§ **Task directions**
Output every line of the material exactly, omitting images.

§ **Material shown**

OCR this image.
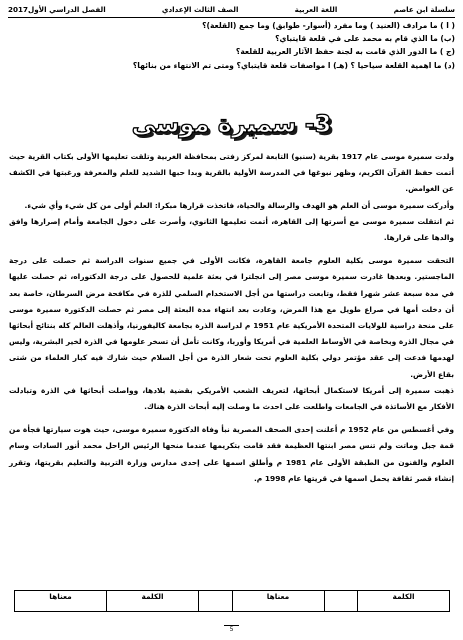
سلسلة ابن عاصم
اللغة العربية
الصف الثالث الإعدادي
الفصل الدراسي الأول2017
( ا ) ما مرادف (العنيد ) وما مفرد (أسوار- طوابق) وما جمع (القلعة)؟
(ب) ما الذي قام به محمد على في قلعة قايتباي؟
(ج ) ما الدور الذي قامت به لجنة حفظ الآثار العربية للقلعة؟
(د) ما اهمية القلعة سياحيا ؟ (هـ) ا مواصفات قلعة قايتباي؟ ومتى تم الانتهاء من بنائها؟
3- سميرة موسى

ولدت سميرة موسى عام 1917 بقرية (سنبو) التابعة لمركز زفتى بمحافظة الغربية وتلقت تعليمها الأولى بكتاب القرية حيث أتمت حفظ القرآن الكريم، وظهر نبوغها في المدرسة الأولية بالقرية وبدا حبها الشديد للعلم والمعرفة ورغبتها في الكشف عن الغوامض.

وأدركت سميرة موسى أن العلم هو الهدف والرسالة والحياة، فاتخذت قرارها مبكرا: العلم أولى من كل شيء وأي شيء.

ثم انتقلت سميرة موسى مع أسرتها إلى القاهرة، أتمت تعليمها الثانوي، وأصرت على دخول الجامعة وأمام إصرارها وافق والدها على قرارها.

التحقت سميرة موسى بكلية العلوم جامعة القاهرة، فكانت الأولى في جميع سنوات الدراسة ثم حصلت على درجة الماجستير. وبعدها غادرت سميرة موسى مصر إلى انجلترا في بعثة علمية للحصول على درجة الدكتوراه، ثم حصلت عليها في مدة سبعة عشر شهرا فقط، وتابعت دراستها من أجل الاستخدام السلمي للذرة في مكافحة مرض السرطان، خاصة بعد أن دخلت أمها في صراع طويل مع هذا المرض، وعادت بعد انتهاء مدة البعثة إلى مصر ثم حصلت الدكتورة سميرة موسى على منحة دراسية للولايات المتحدة الأمريكية عام 1951 م لدراسة الذرة بجامعة كاليفورنيا، وأذهلت العالم كله بنتائج أبحاثها في مجال الذرة وبخاصة في الأوساط العلمية في أمريكا وأوربا، وكانت تأمل أن تسخر علومها في الذرة لخير البشرية، وليس لهدمها فدعت إلى عقد مؤتمر دولي بكلية العلوم تحت شعار الذرة من أجل السلام حيث شارك فيه كبار العلماء من شتى بقاع الأرض.

ذهبت سميرة إلى أمريكا لاستكمال أبحاثها، لتعريف الشعب الأمريكي بقضية بلادها، وواصلت أبحاثها في الذرة وتبادلت الأفكار مع الأساتذة في الجامعات واطلعت على احدث ما وصلت إليه أبحاث الذرة هناك.

وفي أغسطس من عام 1952 م أعلنت إحدى الصحف المصرية نبأ وفاة الدكتورة سميرة موسى، حيث هوت سيارتها فجأة من قمة جبل وماتت ولم تنس مصر ابنتها العظيمة فقد قامت بتكريمها عندما منحها الرئيس الراحل محمد أنور السادات وسام العلوم والفنون من الطبقة الأولى عام 1981 م وأطلق اسمها على إحدى مدارس وزارة التربية والتعليم بقريتها، وتقرر إنشاء قصر ثقافة يحمل اسمها في قريتها عام 1998 م.

الكلمة		معناها		الكلمة	معناها
5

§ **Result below**
OCR this image.
سلسلة ابن عاصم
اللغة العربية
الصف الثالث الإعدادي
الفصل الدراسي الأول2017
( ا ) ما مرادف (العنيد ) وما مفرد (أسوار- طوابق) وما جمع (القلعة)؟
(ب) ما الذي قام به محمد على في قلعة قايتباي؟
(ج ) ما الدور الذي قامت به لجنة حفظ الآثار العربية للقلعة؟
(د) ما اهمية القلعة سياحيا ؟ (هـ) ا مواصفات قلعة قايتباي؟ ومتى تم الانتهاء من بنائها؟
3- سميرة موسى

ولدت سميرة موسى عام 1917 بقرية (سنبو) التابعة لمركز زفتى بمحافظة الغربية وتلقت تعليمها الأولى بكتاب القرية حيث أتمت حفظ القرآن الكريم، وظهر نبوغها في المدرسة الأولية بالقرية وبدا حبها الشديد للعلم والمعرفة ورغبتها في الكشف عن الغوامض.

وأدركت سميرة موسى أن العلم هو الهدف والرسالة والحياة، فاتخذت قرارها مبكرا: العلم أولى من كل شيء وأي شيء.

ثم انتقلت سميرة موسى مع أسرتها إلى القاهرة، أتمت تعليمها الثانوي، وأصرت على دخول الجامعة وأمام إصرارها وافق والدها على قرارها.

التحقت سميرة موسى بكلية العلوم جامعة القاهرة، فكانت الأولى في جميع سنوات الدراسة ثم حصلت على درجة الماجستير. وبعدها غادرت سميرة موسى مصر إلى انجلترا في بعثة علمية للحصول على درجة الدكتوراه، ثم حصلت عليها في مدة سبعة عشر شهرا فقط، وتابعت دراستها من أجل الاستخدام السلمي للذرة في مكافحة مرض السرطان، خاصة بعد أن دخلت أمها في صراع طويل مع هذا المرض، وعادت بعد انتهاء مدة البعثة إلى مصر ثم حصلت الدكتورة سميرة موسى على منحة دراسية للولايات المتحدة الأمريكية عام 1951 م لدراسة الذرة بجامعة كاليفورنيا، وأذهلت العالم كله بنتائج أبحاثها في مجال الذرة وبخاصة في الأوساط العلمية في أمريكا وأوربا، وكانت تأمل أن تسخر علومها في الذرة لخير البشرية، وليس لهدمها فدعت إلى عقد مؤتمر دولي بكلية العلوم تحت شعار الذرة من أجل السلام حيث شارك فيه كبار العلماء من شتى بقاع الأرض.

ذهبت سميرة إلى أمريكا لاستكمال أبحاثها، لتعريف الشعب الأمريكي بقضية بلادها، وواصلت أبحاثها في الذرة وتبادلت الأفكار مع الأساتذة في الجامعات واطلعت على احدث ما وصلت إليه أبحاث الذرة هناك.

وفي أغسطس من عام 1952 م أعلنت إحدى الصحف المصرية نبأ وفاة الدكتورة سميرة موسى، حيث هوت سيارتها فجأة من قمة جبل وماتت ولم تنس مصر ابنتها العظيمة فقد قامت بتكريمها عندما منحها الرئيس الراحل محمد أنور السادات وسام العلوم والفنون من الطبقة الأولى عام 1981 م وأطلق اسمها على إحدى مدارس وزارة التربية والتعليم بقريتها، وتقرر إنشاء قصر ثقافة يحمل اسمها في قريتها عام 1998 م.

الكلمة		معناها		الكلمة	معناها
5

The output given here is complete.